> OBJECTIVE: Leave the pictures out and print every record below exactly as it stands.

--- START EXERCISE MATERIAL ---

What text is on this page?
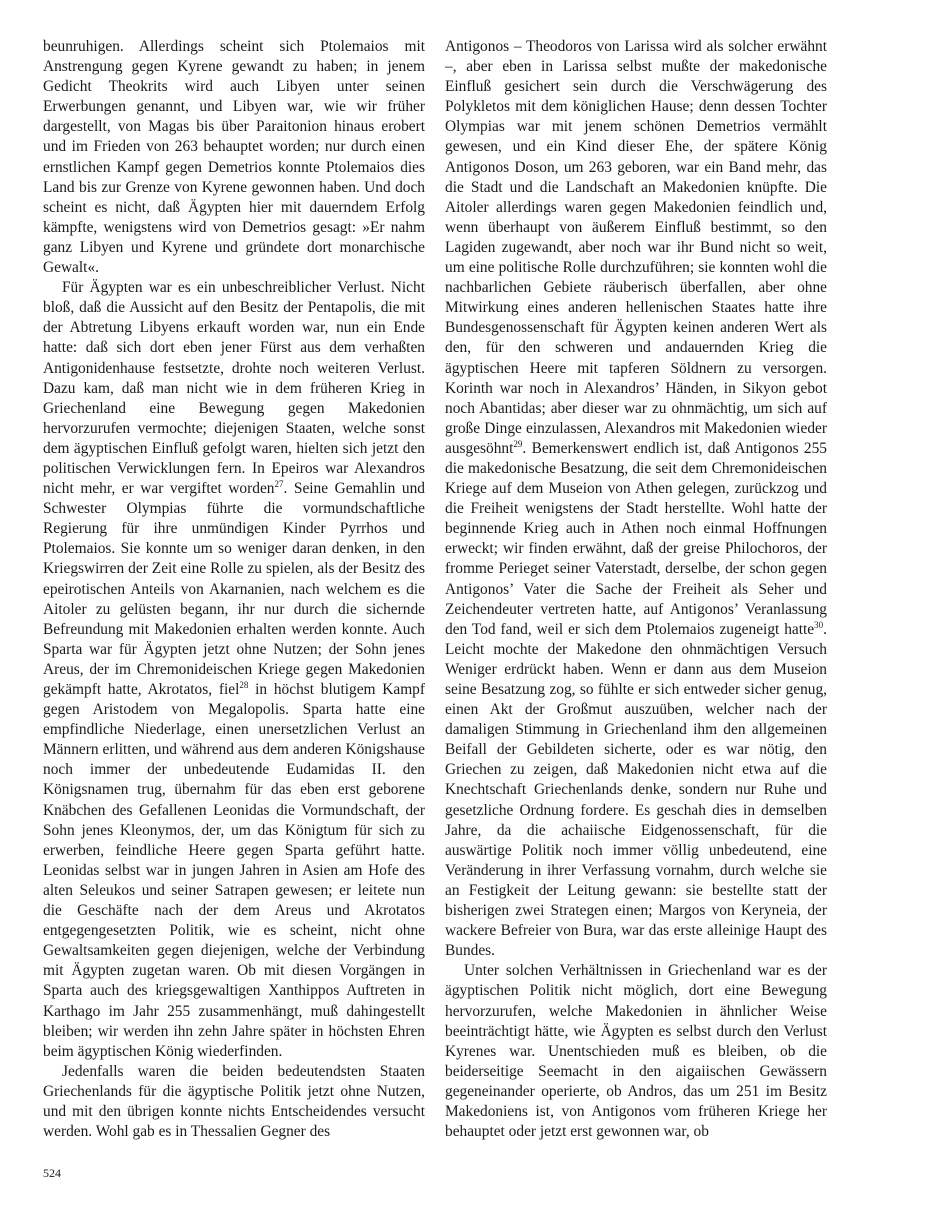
beunruhigen. Allerdings scheint sich Ptolemaios mit Anstrengung gegen Kyrene gewandt zu haben; in jenem Gedicht Theokrits wird auch Libyen unter seinen Erwerbungen genannt, und Libyen war, wie wir früher dargestellt, von Magas bis über Paraitonion hinaus erobert und im Frieden von 263 behauptet worden; nur durch einen ernstlichen Kampf gegen Demetrios konnte Ptolemaios dies Land bis zur Grenze von Kyrene gewonnen haben. Und doch scheint es nicht, daß Ägypten hier mit dauerndem Erfolg kämpfte, wenigstens wird von Demetrios gesagt: »Er nahm ganz Libyen und Kyrene und gründete dort monarchische Gewalt«.

Für Ägypten war es ein unbeschreiblicher Verlust. Nicht bloß, daß die Aussicht auf den Besitz der Pentapolis, die mit der Abtretung Libyens erkauft worden war, nun ein Ende hatte: daß sich dort eben jener Fürst aus dem verhaßten Antigonidenhause festsetzte, drohte noch weiteren Verlust. Dazu kam, daß man nicht wie in dem früheren Krieg in Griechenland eine Bewegung gegen Makedonien hervorzurufen vermochte; diejenigen Staaten, welche sonst dem ägyptischen Einfluß gefolgt waren, hielten sich jetzt den politischen Verwicklungen fern. In Epeiros war Alexandros nicht mehr, er war vergiftet worden$^{27}$. Seine Gemahlin und Schwester Olympias führte die vormundschaftliche Regierung für ihre unmündigen Kinder Pyrrhos und Ptolemaios. Sie konnte um so weniger daran denken, in den Kriegswirren der Zeit eine Rolle zu spielen, als der Besitz des epeirotischen Anteils von Akarnanien, nach welchem es die Aitoler zu gelüsten begann, ihr nur durch die sichernde Befreundung mit Makedonien erhalten werden konnte. Auch Sparta war für Ägypten jetzt ohne Nutzen; der Sohn jenes Areus, der im Chremonideischen Kriege gegen Makedonien gekämpft hatte, Akrotatos, fiel$^{28}$ in höchst blutigem Kampf gegen Aristodem von Megalopolis. Sparta hatte eine empfindliche Niederlage, einen unersetzlichen Verlust an Männern erlitten, und während aus dem anderen Königshause noch immer der unbedeutende Eudamidas II. den Königsnamen trug, übernahm für das eben erst geborene Knäbchen des Gefallenen Leonidas die Vormundschaft, der Sohn jenes Kleonymos, der, um das Königtum für sich zu erwerben, feindliche Heere gegen Sparta geführt hatte. Leonidas selbst war in jungen Jahren in Asien am Hofe des alten Seleukos und seiner Satrapen gewesen; er leitete nun die Geschäfte nach der dem Areus und Akrotatos entgegengesetzten Politik, wie es scheint, nicht ohne Gewaltsamkeiten gegen diejenigen, welche der Verbindung mit Ägypten zugetan waren. Ob mit diesen Vorgängen in Sparta auch des kriegsgewaltigen Xanthippos Auftreten in Karthago im Jahr 255 zusammenhängt, muß dahingestellt bleiben; wir werden ihn zehn Jahre später in höchsten Ehren beim ägyptischen König wiederfinden.

Jedenfalls waren die beiden bedeutendsten Staaten Griechenlands für die ägyptische Politik jetzt ohne Nutzen, und mit den übrigen konnte nichts Entscheidendes versucht werden. Wohl gab es in Thessalien Gegner des

Antigonos – Theodoros von Larissa wird als solcher erwähnt –, aber eben in Larissa selbst mußte der makedonische Einfluß gesichert sein durch die Verschwägerung des Polykletos mit dem königlichen Hause; denn dessen Tochter Olympias war mit jenem schönen Demetrios vermählt gewesen, und ein Kind dieser Ehe, der spätere König Antigonos Doson, um 263 geboren, war ein Band mehr, das die Stadt und die Landschaft an Makedonien knüpfte. Die Aitoler allerdings waren gegen Makedonien feindlich und, wenn überhaupt von äußerem Einfluß bestimmt, so den Lagiden zugewandt, aber noch war ihr Bund nicht so weit, um eine politische Rolle durchzuführen; sie konnten wohl die nachbarlichen Gebiete räuberisch überfallen, aber ohne Mitwirkung eines anderen hellenischen Staates hatte ihre Bundesgenossenschaft für Ägypten keinen anderen Wert als den, für den schweren und andauernden Krieg die ägyptischen Heere mit tapferen Söldnern zu versorgen. Korinth war noch in Alexandros’ Händen, in Sikyon gebot noch Abantidas; aber dieser war zu ohnmächtig, um sich auf große Dinge einzulassen, Alexandros mit Makedonien wieder ausgesöhnt$^{29}$. Bemerkenswert endlich ist, daß Antigonos 255 die makedonische Besatzung, die seit dem Chremonideischen Kriege auf dem Museion von Athen gelegen, zurückzog und die Freiheit wenigstens der Stadt herstellte. Wohl hatte der beginnende Krieg auch in Athen noch einmal Hoffnungen erweckt; wir finden erwähnt, daß der greise Philochoros, der fromme Perieget seiner Vaterstadt, derselbe, der schon gegen Antigonos’ Vater die Sache der Freiheit als Seher und Zeichendeuter vertreten hatte, auf Antigonos’ Veranlassung den Tod fand, weil er sich dem Ptolemaios zugeneigt hatte$^{30}$. Leicht mochte der Makedone den ohnmächtigen Versuch Weniger erdrückt haben. Wenn er dann aus dem Museion seine Besatzung zog, so fühlte er sich entweder sicher genug, einen Akt der Großmut auszuüben, welcher nach der damaligen Stimmung in Griechenland ihm den allgemeinen Beifall der Gebildeten sicherte, oder es war nötig, den Griechen zu zeigen, daß Makedonien nicht etwa auf die Knechtschaft Griechenlands denke, sondern nur Ruhe und gesetzliche Ordnung fordere. Es geschah dies in demselben Jahre, da die achaiische Eidgenossenschaft, für die auswärtige Politik noch immer völlig unbedeutend, eine Veränderung in ihrer Verfassung vornahm, durch welche sie an Festigkeit der Leitung gewann: sie bestellte statt der bisherigen zwei Strategen einen; Margos von Keryneia, der wackere Befreier von Bura, war das erste alleinige Haupt des Bundes.

Unter solchen Verhältnissen in Griechenland war es der ägyptischen Politik nicht möglich, dort eine Bewegung hervorzurufen, welche Makedonien in ähnlicher Weise beeinträchtigt hätte, wie Ägypten es selbst durch den Verlust Kyrenes war. Unentschieden muß es bleiben, ob die beiderseitige Seemacht in den aigaiischen Gewässern gegeneinander operierte, ob Andros, das um 251 im Besitz Makedoniens ist, von Antigonos vom früheren Kriege her behauptet oder jetzt erst gewonnen war, ob

524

--- END EXERCISE MATERIAL ---

> RESULT OF THE EXERCISE:
What text is on this page?
beunruhigen. Allerdings scheint sich Ptolemaios mit Anstrengung gegen Kyrene gewandt zu haben; in jenem Gedicht Theokrits wird auch Libyen unter seinen Erwerbungen genannt, und Libyen war, wie wir früher dargestellt, von Magas bis über Paraitonion hinaus erobert und im Frieden von 263 behauptet worden; nur durch einen ernstlichen Kampf gegen Demetrios konnte Ptolemaios dies Land bis zur Grenze von Kyrene gewonnen haben. Und doch scheint es nicht, daß Ägypten hier mit dauerndem Erfolg kämpfte, wenigstens wird von Demetrios gesagt: »Er nahm ganz Libyen und Kyrene und gründete dort monarchische Gewalt«.

Für Ägypten war es ein unbeschreiblicher Verlust. Nicht bloß, daß die Aussicht auf den Besitz der Pentapolis, die mit der Abtretung Libyens erkauft worden war, nun ein Ende hatte: daß sich dort eben jener Fürst aus dem verhaßten Antigonidenhause festsetzte, drohte noch weiteren Verlust. Dazu kam, daß man nicht wie in dem früheren Krieg in Griechenland eine Bewegung gegen Makedonien hervorzurufen vermochte; diejenigen Staaten, welche sonst dem ägyptischen Einfluß gefolgt waren, hielten sich jetzt den politischen Verwicklungen fern. In Epeiros war Alexandros nicht mehr, er war vergiftet worden$^{27}$. Seine Gemahlin und Schwester Olympias führte die vormundschaftliche Regierung für ihre unmündigen Kinder Pyrrhos und Ptolemaios. Sie konnte um so weniger daran denken, in den Kriegswirren der Zeit eine Rolle zu spielen, als der Besitz des epeirotischen Anteils von Akarnanien, nach welchem es die Aitoler zu gelüsten begann, ihr nur durch die sichernde Befreundung mit Makedonien erhalten werden konnte. Auch Sparta war für Ägypten jetzt ohne Nutzen; der Sohn jenes Areus, der im Chremonideischen Kriege gegen Makedonien gekämpft hatte, Akrotatos, fiel$^{28}$ in höchst blutigem Kampf gegen Aristodem von Megalopolis. Sparta hatte eine empfindliche Niederlage, einen unersetzlichen Verlust an Männern erlitten, und während aus dem anderen Königshause noch immer der unbedeutende Eudamidas II. den Königsnamen trug, übernahm für das eben erst geborene Knäbchen des Gefallenen Leonidas die Vormundschaft, der Sohn jenes Kleonymos, der, um das Königtum für sich zu erwerben, feindliche Heere gegen Sparta geführt hatte. Leonidas selbst war in jungen Jahren in Asien am Hofe des alten Seleukos und seiner Satrapen gewesen; er leitete nun die Geschäfte nach der dem Areus und Akrotatos entgegengesetzten Politik, wie es scheint, nicht ohne Gewaltsamkeiten gegen diejenigen, welche der Verbindung mit Ägypten zugetan waren. Ob mit diesen Vorgängen in Sparta auch des kriegsgewaltigen Xanthippos Auftreten in Karthago im Jahr 255 zusammenhängt, muß dahingestellt bleiben; wir werden ihn zehn Jahre später in höchsten Ehren beim ägyptischen König wiederfinden.

Jedenfalls waren die beiden bedeutendsten Staaten Griechenlands für die ägyptische Politik jetzt ohne Nutzen, und mit den übrigen konnte nichts Entscheidendes versucht werden. Wohl gab es in Thessalien Gegner des

Antigonos – Theodoros von Larissa wird als solcher erwähnt –, aber eben in Larissa selbst mußte der makedonische Einfluß gesichert sein durch die Verschwägerung des Polykletos mit dem königlichen Hause; denn dessen Tochter Olympias war mit jenem schönen Demetrios vermählt gewesen, und ein Kind dieser Ehe, der spätere König Antigonos Doson, um 263 geboren, war ein Band mehr, das die Stadt und die Landschaft an Makedonien knüpfte. Die Aitoler allerdings waren gegen Makedonien feindlich und, wenn überhaupt von äußerem Einfluß bestimmt, so den Lagiden zugewandt, aber noch war ihr Bund nicht so weit, um eine politische Rolle durchzuführen; sie konnten wohl die nachbarlichen Gebiete räuberisch überfallen, aber ohne Mitwirkung eines anderen hellenischen Staates hatte ihre Bundesgenossenschaft für Ägypten keinen anderen Wert als den, für den schweren und andauernden Krieg die ägyptischen Heere mit tapferen Söldnern zu versorgen. Korinth war noch in Alexandros’ Händen, in Sikyon gebot noch Abantidas; aber dieser war zu ohnmächtig, um sich auf große Dinge einzulassen, Alexandros mit Makedonien wieder ausgesöhnt$^{29}$. Bemerkenswert endlich ist, daß Antigonos 255 die makedonische Besatzung, die seit dem Chremonideischen Kriege auf dem Museion von Athen gelegen, zurückzog und die Freiheit wenigstens der Stadt herstellte. Wohl hatte der beginnende Krieg auch in Athen noch einmal Hoffnungen erweckt; wir finden erwähnt, daß der greise Philochoros, der fromme Perieget seiner Vaterstadt, derselbe, der schon gegen Antigonos’ Vater die Sache der Freiheit als Seher und Zeichendeuter vertreten hatte, auf Antigonos’ Veranlassung den Tod fand, weil er sich dem Ptolemaios zugeneigt hatte$^{30}$. Leicht mochte der Makedone den ohnmächtigen Versuch Weniger erdrückt haben. Wenn er dann aus dem Museion seine Besatzung zog, so fühlte er sich entweder sicher genug, einen Akt der Großmut auszuüben, welcher nach der damaligen Stimmung in Griechenland ihm den allgemeinen Beifall der Gebildeten sicherte, oder es war nötig, den Griechen zu zeigen, daß Makedonien nicht etwa auf die Knechtschaft Griechenlands denke, sondern nur Ruhe und gesetzliche Ordnung fordere. Es geschah dies in demselben Jahre, da die achaiische Eidgenossenschaft, für die auswärtige Politik noch immer völlig unbedeutend, eine Veränderung in ihrer Verfassung vornahm, durch welche sie an Festigkeit der Leitung gewann: sie bestellte statt der bisherigen zwei Strategen einen; Margos von Keryneia, der wackere Befreier von Bura, war das erste alleinige Haupt des Bundes.

Unter solchen Verhältnissen in Griechenland war es der ägyptischen Politik nicht möglich, dort eine Bewegung hervorzurufen, welche Makedonien in ähnlicher Weise beeinträchtigt hätte, wie Ägypten es selbst durch den Verlust Kyrenes war. Unentschieden muß es bleiben, ob die beiderseitige Seemacht in den aigaiischen Gewässern gegeneinander operierte, ob Andros, das um 251 im Besitz Makedoniens ist, von Antigonos vom früheren Kriege her behauptet oder jetzt erst gewonnen war, ob

524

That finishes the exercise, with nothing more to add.